Stored data entries

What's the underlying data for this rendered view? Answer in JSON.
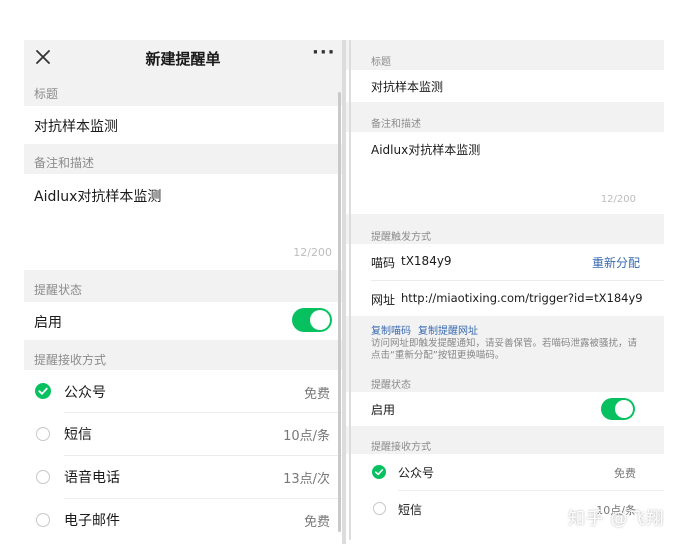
{
  "left": {
    "header": {
      "title": "新建提醒单",
      "close_icon": "close-icon",
      "more_icon": "more-icon"
    },
    "title_label": "标题",
    "title_value": "对抗样本监测",
    "desc_label": "备注和描述",
    "desc_value": "Aidlux对抗样本监测",
    "counter": "12/200",
    "status_label": "提醒状态",
    "enabled_label": "启用",
    "enabled_on": true,
    "receive_label": "提醒接收方式",
    "methods": [
      {
        "name": "公众号",
        "price": "免费",
        "checked": true
      },
      {
        "name": "短信",
        "price": "10点/条",
        "checked": false
      },
      {
        "name": "语音电话",
        "price": "13点/次",
        "checked": false
      },
      {
        "name": "电子邮件",
        "price": "免费",
        "checked": false
      }
    ]
  },
  "right": {
    "title_label": "标题",
    "title_value": "对抗样本监测",
    "desc_label": "备注和描述",
    "desc_value": "Aidlux对抗样本监测",
    "counter": "12/200",
    "trigger_label": "提醒触发方式",
    "code_label": "喵码",
    "code_value": "tX184y9",
    "reassign": "重新分配",
    "url_label": "网址",
    "url_value": "http://miaotixing.com/trigger?id=tX184y9",
    "copy_code": "复制喵码",
    "copy_url": "复制提醒网址",
    "note": "访问网址即触发提醒通知，请妥善保管。若喵码泄露被骚扰，请点击“重新分配”按钮更换喵码。",
    "status_label": "提醒状态",
    "enabled_label": "启用",
    "enabled_on": true,
    "receive_label": "提醒接收方式",
    "methods": [
      {
        "name": "公众号",
        "price": "免费",
        "checked": true
      },
      {
        "name": "短信",
        "price": "10点/条",
        "checked": false
      }
    ]
  },
  "watermark": "知乎 @飞翔",
  "colors": {
    "accent": "#07c160",
    "link": "#3a6bb0",
    "background": "#f2f2f2"
  }
}
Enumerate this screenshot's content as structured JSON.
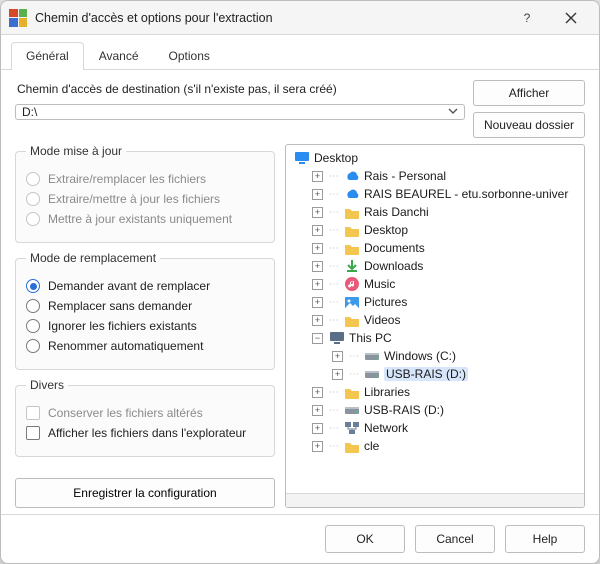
{
  "window": {
    "title": "Chemin d'accès et options pour l'extraction"
  },
  "tabs": {
    "general": "Général",
    "advanced": "Avancé",
    "options": "Options"
  },
  "path": {
    "label": "Chemin d'accès de destination (s'il n'existe pas, il sera créé)",
    "value": "D:\\"
  },
  "buttons": {
    "display": "Afficher",
    "new_folder": "Nouveau dossier",
    "save_config": "Enregistrer la configuration",
    "ok": "OK",
    "cancel": "Cancel",
    "help": "Help"
  },
  "groups": {
    "update_mode": {
      "legend": "Mode mise à jour",
      "opts": [
        "Extraire/remplacer les fichiers",
        "Extraire/mettre à jour les fichiers",
        "Mettre à jour existants uniquement"
      ]
    },
    "overwrite_mode": {
      "legend": "Mode de remplacement",
      "opts": [
        "Demander avant de remplacer",
        "Remplacer sans demander",
        "Ignorer les fichiers existants",
        "Renommer automatiquement"
      ]
    },
    "misc": {
      "legend": "Divers",
      "opts": [
        "Conserver les fichiers altérés",
        "Afficher les fichiers dans l'explorateur"
      ]
    }
  },
  "tree": {
    "root": "Desktop",
    "items": [
      {
        "label": "Rais - Personal",
        "icon": "cloud"
      },
      {
        "label": "RAIS BEAUREL - etu.sorbonne-univer",
        "icon": "cloud"
      },
      {
        "label": "Rais Danchi",
        "icon": "folder"
      },
      {
        "label": "Desktop",
        "icon": "folder"
      },
      {
        "label": "Documents",
        "icon": "folder"
      },
      {
        "label": "Downloads",
        "icon": "download"
      },
      {
        "label": "Music",
        "icon": "music"
      },
      {
        "label": "Pictures",
        "icon": "pictures"
      },
      {
        "label": "Videos",
        "icon": "folder"
      }
    ],
    "thispc": {
      "label": "This PC",
      "children": [
        {
          "label": "Windows (C:)",
          "icon": "drive"
        },
        {
          "label": "USB-RAIS (D:)",
          "icon": "drive",
          "selected": true
        }
      ]
    },
    "after": [
      {
        "label": "Libraries",
        "icon": "folder"
      },
      {
        "label": "USB-RAIS (D:)",
        "icon": "drive"
      },
      {
        "label": "Network",
        "icon": "network"
      },
      {
        "label": "cle",
        "icon": "folder"
      }
    ]
  }
}
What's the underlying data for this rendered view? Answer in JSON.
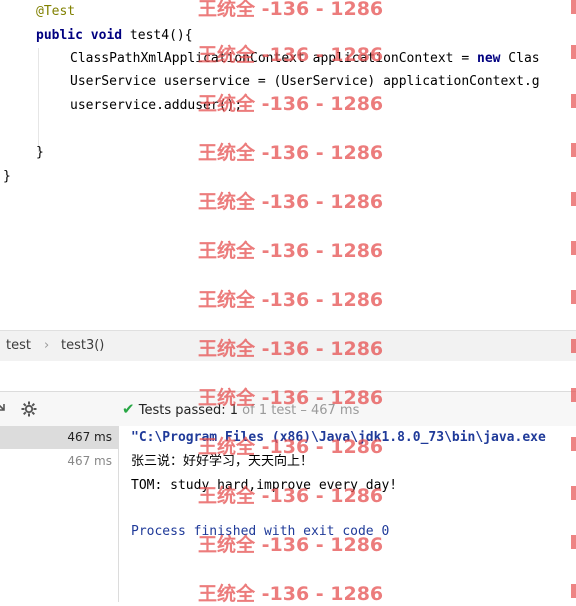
{
  "editor": {
    "annotation": "@Test",
    "kw_public": "public",
    "kw_void": "void",
    "method_sig": " test4(){",
    "line_ctx_a": "ClassPathXmlApplicationContext applicationContext = ",
    "kw_new": "new",
    "line_ctx_b": " Clas",
    "line_svc": "UserService userservice = (UserService) applicationContext.g",
    "line_call": "userservice.adduser();",
    "close_method": "}",
    "close_class": "}"
  },
  "breadcrumb": {
    "item1": "test",
    "sep": "›",
    "item2": "test3()"
  },
  "toolbar": {
    "check": "✔",
    "passed": "Tests passed: ",
    "count": "1",
    "of_total": " of 1 test",
    "duration": " – 467 ms"
  },
  "tests": {
    "row1_time": "467 ms",
    "row2_time": "467 ms"
  },
  "console": {
    "line1": "\"C:\\Program Files (x86)\\Java\\jdk1.8.0_73\\bin\\java.exe",
    "line2": "张三说：好好学习，天天向上！",
    "line3": "TOM: study hard,improve every day!",
    "line4": "Process finished with exit code 0"
  },
  "watermark": {
    "text": "王统全 -136 - 1286"
  },
  "colors": {
    "keyword": "#000080",
    "annotation": "#808000",
    "success": "#28a745",
    "process": "#1f3a99",
    "watermark": "#e65050"
  }
}
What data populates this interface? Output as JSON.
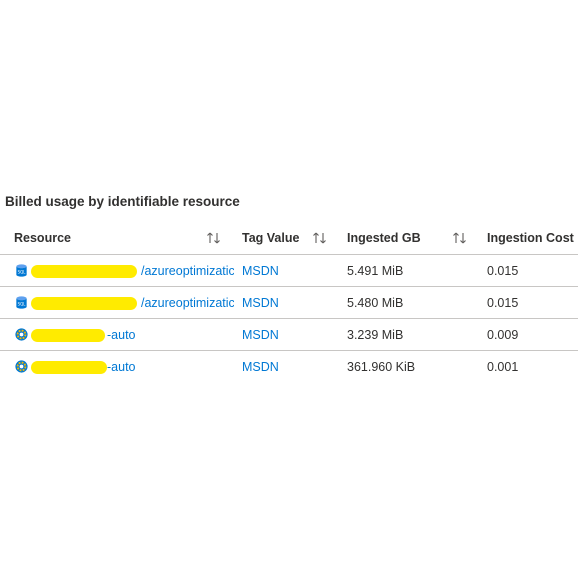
{
  "section": {
    "title": "Billed usage by identifiable resource"
  },
  "table": {
    "columns": [
      {
        "label": "Resource",
        "sortable": true
      },
      {
        "label": "Tag Value",
        "sortable": true
      },
      {
        "label": "Ingested GB",
        "sortable": true
      },
      {
        "label": "Ingestion Cost",
        "sortable": false
      }
    ],
    "rows": [
      {
        "resource_icon": "sql-database-icon",
        "resource": "/azureoptimizatic",
        "tag": "MSDN",
        "ingested": "5.491 MiB",
        "cost": "0.015"
      },
      {
        "resource_icon": "sql-database-icon",
        "resource": "/azureoptimizatic",
        "tag": "MSDN",
        "ingested": "5.480 MiB",
        "cost": "0.015"
      },
      {
        "resource_icon": "automation-account-icon",
        "resource": "-auto",
        "tag": "MSDN",
        "ingested": "3.239 MiB",
        "cost": "0.009"
      },
      {
        "resource_icon": "automation-account-icon",
        "resource": "-auto",
        "tag": "MSDN",
        "ingested": "361.960 KiB",
        "cost": "0.001"
      }
    ]
  },
  "colors": {
    "link": "#0078d4",
    "redaction": "#ffeb00",
    "divider": "#c8c6c4"
  }
}
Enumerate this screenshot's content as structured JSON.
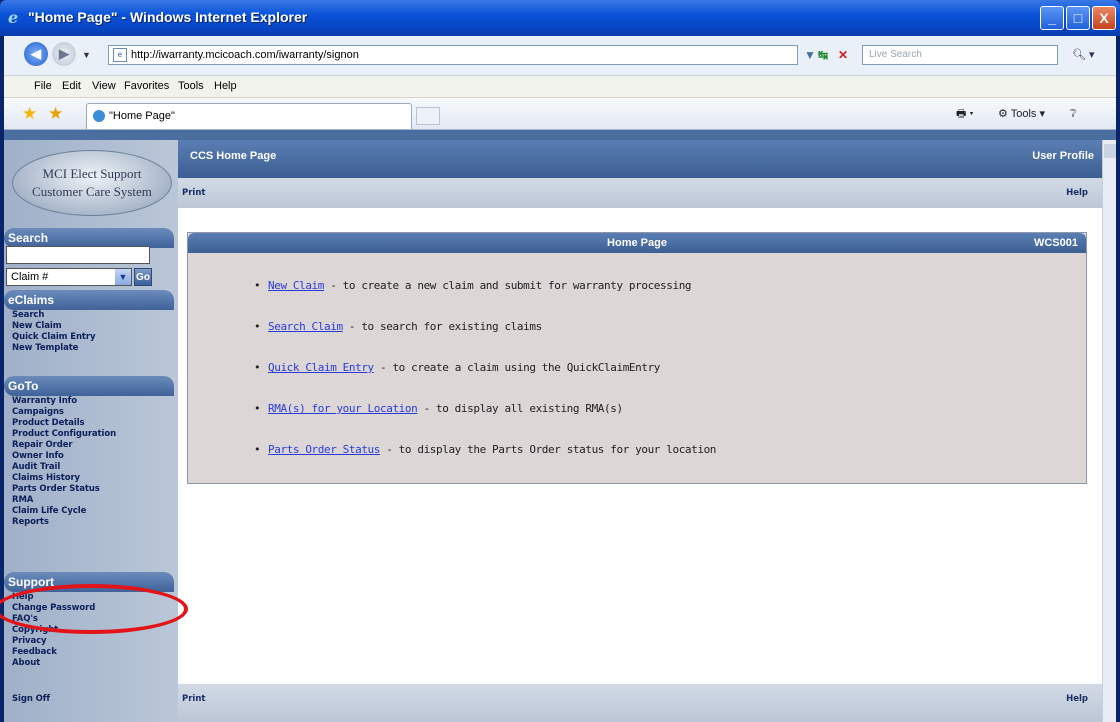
{
  "window": {
    "title": "\"Home Page\" - Windows Internet Explorer",
    "controls": [
      "_",
      "□",
      "X"
    ]
  },
  "address_bar": {
    "url": "http://iwarranty.mcicoach.com/iwarranty/signon",
    "search_placeholder": "Live Search"
  },
  "menu": [
    "File",
    "Edit",
    "View",
    "Favorites",
    "Tools",
    "Help"
  ],
  "tab": {
    "label": "\"Home Page\""
  },
  "command_bar": {
    "tools_label": "Tools"
  },
  "sidebar": {
    "logo_line1": "MCI Elect Support",
    "logo_line2": "Customer Care System",
    "search_title": "Search",
    "search_select_value": "Claim #",
    "go_label": "Go",
    "eclaims_title": "eClaims",
    "eclaims_links": [
      "Search",
      "New Claim",
      "Quick Claim Entry",
      "New Template"
    ],
    "goto_title": "GoTo",
    "goto_links": [
      "Warranty Info",
      "Campaigns",
      "Product Details",
      "Product Configuration",
      "Repair Order",
      "Owner Info",
      "Audit Trail",
      "Claims History",
      "Parts Order Status",
      "RMA",
      "Claim Life Cycle",
      "Reports"
    ],
    "support_title": "Support",
    "support_links": [
      "Help",
      "Change Password",
      "FAQ's",
      "Copyright",
      "Privacy",
      "Feedback",
      "About"
    ],
    "sign_off": "Sign Off"
  },
  "header": {
    "title": "CCS Home Page",
    "user_profile": "User Profile",
    "print": "Print",
    "help": "Help"
  },
  "panel": {
    "title": "Home Page",
    "code": "WCS001",
    "items": [
      {
        "link": "New Claim",
        "text": " - to create a new claim and submit for warranty processing"
      },
      {
        "link": "Search Claim",
        "text": " - to search for existing claims"
      },
      {
        "link": "Quick Claim Entry",
        "text": " - to create a claim using the QuickClaimEntry"
      },
      {
        "link": "RMA(s) for your Location",
        "text": " - to display all existing RMA(s)"
      },
      {
        "link": "Parts Order Status",
        "text": " - to display the Parts Order status for your location"
      }
    ]
  },
  "footer": {
    "print": "Print",
    "help": "Help"
  }
}
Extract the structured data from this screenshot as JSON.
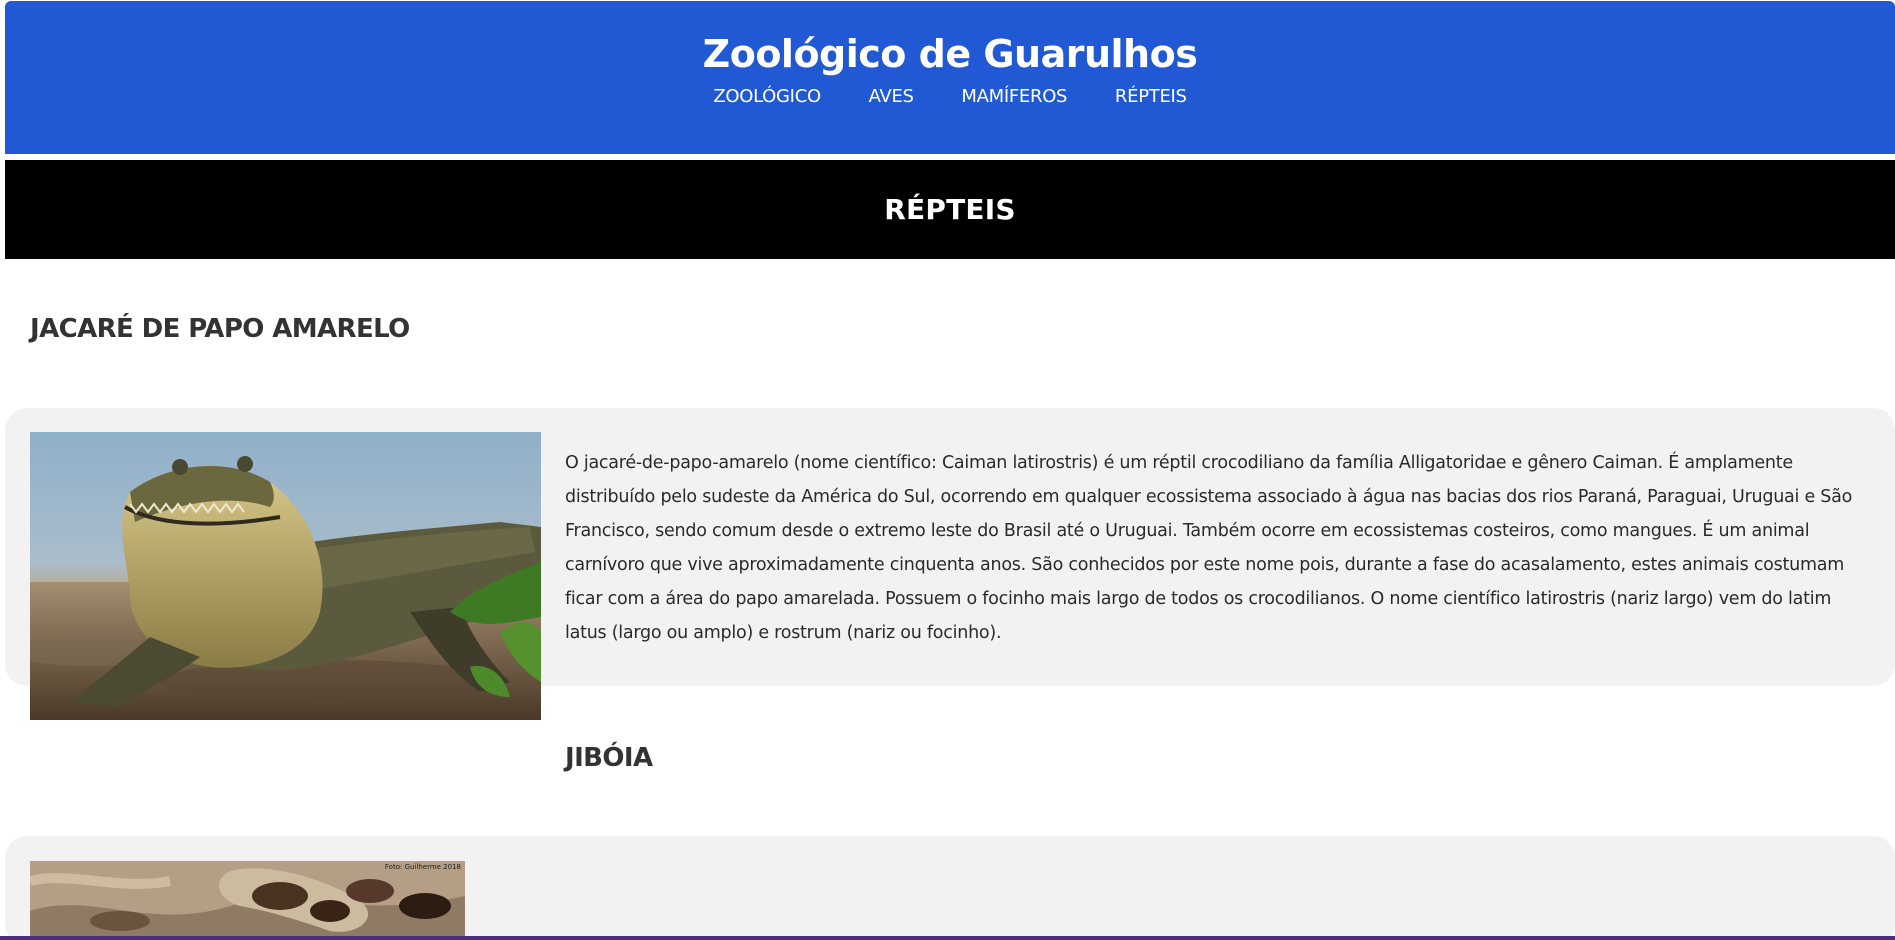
{
  "site": {
    "title": "Zoológico de Guarulhos",
    "nav": [
      {
        "label": "ZOOLÓGICO"
      },
      {
        "label": "AVES"
      },
      {
        "label": "MAMÍFEROS"
      },
      {
        "label": "RÉPTEIS"
      }
    ]
  },
  "section": {
    "title": "RÉPTEIS"
  },
  "animals": [
    {
      "name": "JACARÉ DE PAPO AMARELO",
      "description": "O jacaré-de-papo-amarelo (nome científico: Caiman latirostris) é um réptil crocodiliano da família Alligatoridae e gênero Caiman. É amplamente distribuído pelo sudeste da América do Sul, ocorrendo em qualquer ecossistema associado à água nas bacias dos rios Paraná, Paraguai, Uruguai e São Francisco, sendo comum desde o extremo leste do Brasil até o Uruguai. Também ocorre em ecossistemas costeiros, como mangues. É um animal carnívoro que vive aproximadamente cinquenta anos. São conhecidos por este nome pois, durante a fase do acasalamento, estes animais costumam ficar com a área do papo amarelada. Possuem o focinho mais largo de todos os crocodilianos. O nome científico latirostris (nariz largo) vem do latim latus (largo ou amplo) e rostrum (nariz ou focinho)."
    },
    {
      "name": "JIBÓIA",
      "photo_credit": "Foto: Guilherme 2018"
    }
  ],
  "colors": {
    "header": "#2158d3",
    "banner": "#000000",
    "card": "#f2f2f2",
    "heading_text": "#333333"
  }
}
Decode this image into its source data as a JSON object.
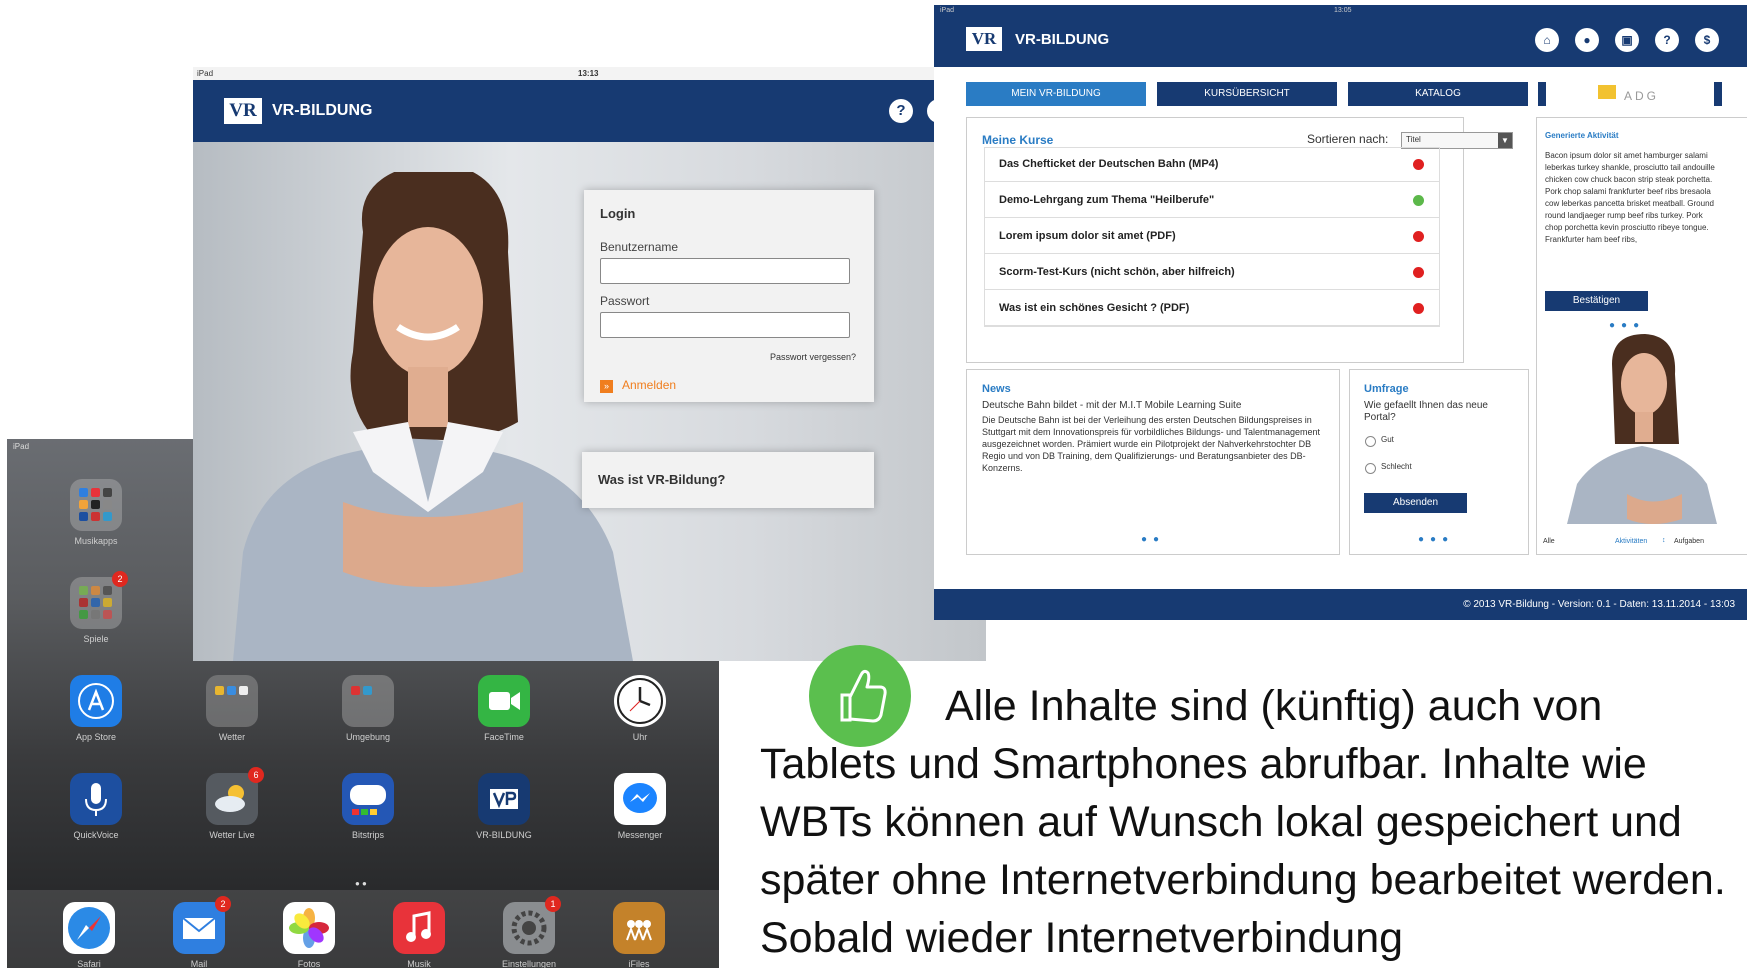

Work to do
Reproduce the lines from the line with "Extract the structured" through the last line of the entries exactly, including both ends and excluding pictures.

Response to the task
Extract the structured data from this screenshot as JSON.
{
  "site": {
    "title": "Zoológico de Guarulhos",
    "nav": [
      {
        "label": "ZOOLÓGICO"
      },
      {
        "label": "AVES"
      },
      {
        "label": "MAMÍFEROS"
      },
      {
        "label": "RÉPTEIS"
      }
    ]
  },
  "section": {
    "title": "RÉPTEIS"
  },
  "animals": [
    {
      "name": "JACARÉ DE PAPO AMARELO",
      "description": "O jacaré-de-papo-amarelo (nome científico: Caiman latirostris) é um réptil crocodiliano da família Alligatoridae e gênero Caiman. É amplamente distribuído pelo sudeste da América do Sul, ocorrendo em qualquer ecossistema associado à água nas bacias dos rios Paraná, Paraguai, Uruguai e São Francisco, sendo comum desde o extremo leste do Brasil até o Uruguai. Também ocorre em ecossistemas costeiros, como mangues. É um animal carnívoro que vive aproximadamente cinquenta anos. São conhecidos por este nome pois, durante a fase do acasalamento, estes animais costumam ficar com a área do papo amarelada. Possuem o focinho mais largo de todos os crocodilianos. O nome científico latirostris (nariz largo) vem do latim latus (largo ou amplo) e rostrum (nariz ou focinho)."
    },
    {
      "name": "JIBÓIA",
      "photo_credit": "Foto: Guilherme 2018"
    }
  ],
  "colors": {
    "header": "#2158d3",
    "banner": "#000000",
    "card": "#f2f2f2",
    "heading_text": "#333333"
  }
}
Decode this image into its source data as a JSON object.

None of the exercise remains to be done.